* start DATA ENTRIES *
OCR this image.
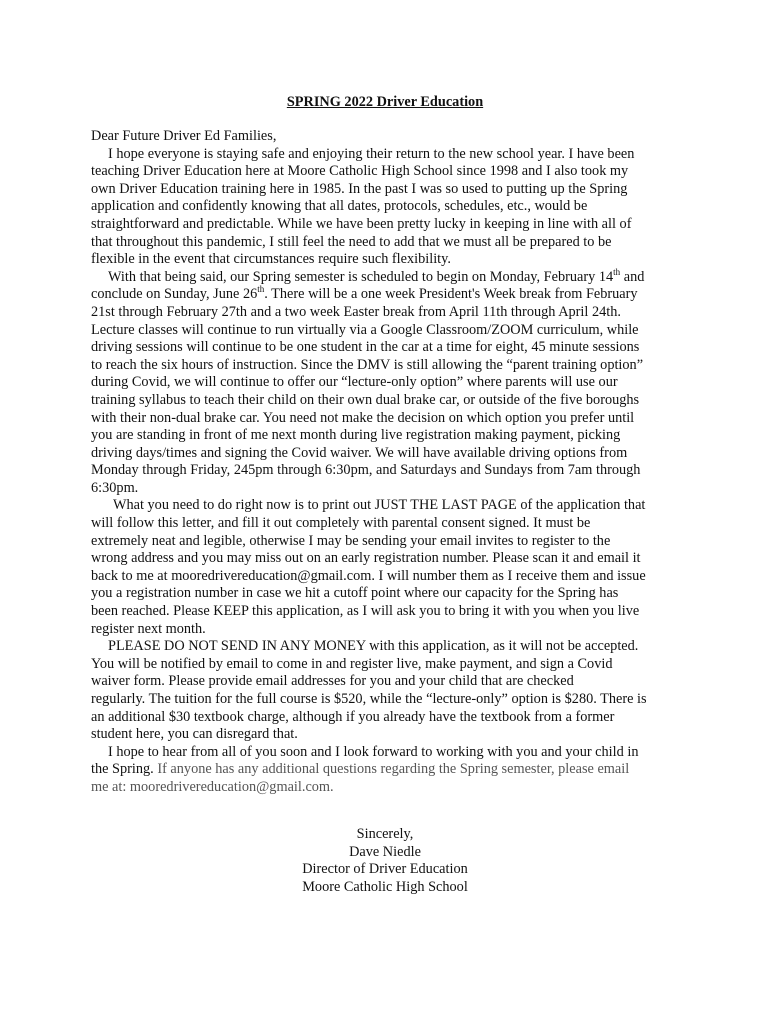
SPRING 2022 Driver Education
Dear Future Driver Ed Families,
I hope everyone is staying safe and enjoying their return to the new school year. I have been
teaching Driver Education here at Moore Catholic High School since 1998 and I also took my
own Driver Education training here in 1985. In the past I was so used to putting up the Spring
application and confidently knowing that all dates, protocols, schedules, etc., would be
straightforward and predictable. While we have been pretty lucky in keeping in line with all of
that throughout this pandemic, I still feel the need to add that we must all be prepared to be
flexible in the event that circumstances require such flexibility.
With that being said, our Spring semester is scheduled to begin on Monday, February 14th and
conclude on Sunday, June 26th. There will be a one week President's Week break from February
21st through February 27th and a two week Easter break from April 11th through April 24th.
Lecture classes will continue to run virtually via a Google Classroom/ZOOM curriculum, while
driving sessions will continue to be one student in the car at a time for eight, 45 minute sessions
to reach the six hours of instruction. Since the DMV is still allowing the “parent training option”
during Covid, we will continue to offer our “lecture-only option” where parents will use our
training syllabus to teach their child on their own dual brake car, or outside of the five boroughs
with their non-dual brake car. You need not make the decision on which option you prefer until
you are standing in front of me next month during live registration making payment, picking
driving days/times and signing the Covid waiver. We will have available driving options from
Monday through Friday, 245pm through 6:30pm, and Saturdays and Sundays from 7am through
6:30pm.
What you need to do right now is to print out JUST THE LAST PAGE of the application that
will follow this letter, and fill it out completely with parental consent signed. It must be
extremely neat and legible, otherwise I may be sending your email invites to register to the
wrong address and you may miss out on an early registration number. Please scan it and email it
back to me at mooredrivereducation@gmail.com. I will number them as I receive them and issue
you a registration number in case we hit a cutoff point where our capacity for the Spring has
been reached. Please KEEP this application, as I will ask you to bring it with you when you live
register next month.
PLEASE DO NOT SEND IN ANY MONEY with this application, as it will not be accepted.
You will be notified by email to come in and register live, make payment, and sign a Covid
waiver form. Please provide email addresses for you and your child that are checked
regularly. The tuition for the full course is $520, while the “lecture-only” option is $280. There is
an additional $30 textbook charge, although if you already have the textbook from a former
student here, you can disregard that.
I hope to hear from all of you soon and I look forward to working with you and your child in
the Spring. If anyone has any additional questions regarding the Spring semester, please email
me at: mooredrivereducation@gmail.com.
Sincerely,
Dave Niedle
Director of Driver Education
Moore Catholic High School
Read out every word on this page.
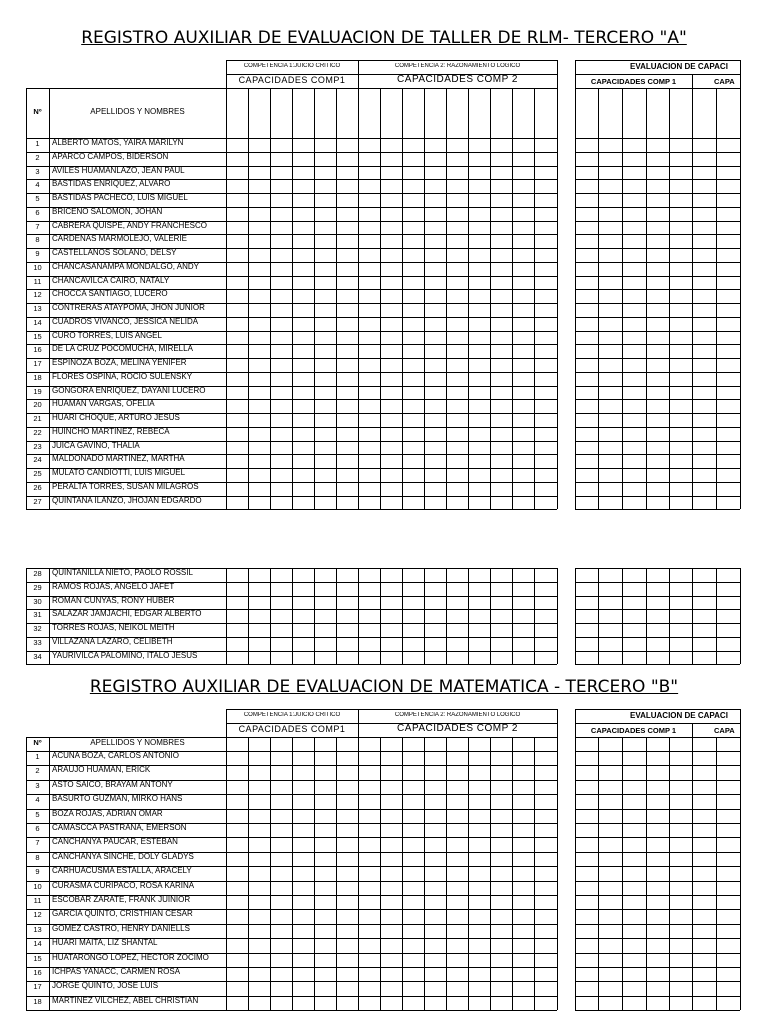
REGISTRO AUXILIAR DE EVALUACION DE TALLER DE RLM- TERCERO "A"
COMPETENCIA 1:JUICIO CRITICO	COMPETENCIA 2: RAZONAMIENTO LOGICO
CAPACIDADES COMP1	CAPACIDADES COMP 2
EVALUACION DE CAPACI
CAPACIDADES COMP 1	CAPA
Nº	APELLIDOS Y NOMBRES
1	ALBERTO MATOS, YAIRA MARILYN
2	APARCO CAMPOS, BIDERSON
3	AVILES HUAMANLAZO, JEAN PAUL
4	BASTIDAS ENRIQUEZ, ALVARO
5	BASTIDAS PACHECO, LUIS MIGUEL
6	BRICEÑO SALOMON, JOHAN
7	CABRERA QUISPE, ANDY FRANCHESCO
8	CARDENAS MARMOLEJO, VALERIE
9	CASTELLANOS SOLANO, DELSY
10	CHANCASANAMPA MONDALGO, ANDY
11	CHANCAVILCA CAIRO, NATALY
12	CHOCCA SANTIAGO, LUCERO
13	CONTRERAS ATAYPOMA, JHON JUNIOR
14	CUADROS VIVANCO, JESSICA NELIDA
15	CURO TORRES, LUIS ANGEL
16	DE LA CRUZ POCOMUCHA, MIRELLA
17	ESPINOZA BOZA, MELINA YENIFER
18	FLORES OSPINA, ROCIO SULENSKY
19	GONGORA ENRIQUEZ, DAYANI LUCERO
20	HUAMAN VARGAS, OFELIA
21	HUARI CHOQUE, ARTURO JESUS
22	HUINCHO MARTINEZ, REBECA
23	JUICA GAVINO, THALIA
24	MALDONADO MARTINEZ, MARTHA
25	MULATO CANDIOTTI, LUIS MIGUEL
26	PERALTA TORRES, SUSAN MILAGROS
27	QUINTANA ILANZO, JHOJAN EDGARDO
28	QUINTANILLA NIETO, PAOLO ROSSIL
29	RAMOS ROJAS, ANGELO JAFET
30	ROMAN CUNYAS, RONY HUBER
31	SALAZAR JAMJACHI, EDGAR ALBERTO
32	TORRES ROJAS, NEIKOL MEITH
33	VILLAZANA LAZARO, CELIBETH
34	YAURIVILCA PALOMINO, ITALO JESUS
REGISTRO AUXILIAR DE EVALUACION DE MATEMATICA - TERCERO "B"
COMPETENCIA 1:JUICIO CRITICO	COMPETENCIA 2: RAZONAMIENTO LOGICO
CAPACIDADES COMP1	CAPACIDADES COMP 2
EVALUACION DE CAPACI
CAPACIDADES COMP 1	CAPA
Nº	APELLIDOS Y NOMBRES
1	ACUÑA BOZA, CARLOS ANTONIO
2	ARAUJO HUAMAN, ERICK
3	ASTO SAICO, BRAYAM ANTONY
4	BASURTO GUZMAN, MIRKO HANS
5	BOZA ROJAS, ADRIAN OMAR
6	CAMASCCA PASTRANA, EMERSON
7	CANCHANYA PAUCAR, ESTEBAN
8	CANCHANYA SINCHE, DOLY GLADYS
9	CARHUACUSMA ESTALLA, ARACELY
10	CURASMA CURIPACO, ROSA KARINA
11	ESCOBAR ZARATE, FRANK JUINIOR
12	GARCIA QUINTO, CRISTHIAN CESAR
13	GOMEZ CASTRO, HENRY DANIELLS
14	HUARI MAITA, LIZ SHANTAL
15	HUATARONGO LOPEZ, HECTOR ZOCIMO
16	ICHPAS YAÑACC, CARMEN ROSA
17	JORGE QUINTO, JOSE LUIS
18	MARTINEZ VILCHEZ, ABEL CHRISTIAN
* end DATA ENTRIES *
Only the number is wanted: how many lines of the material above include the word "during"?

2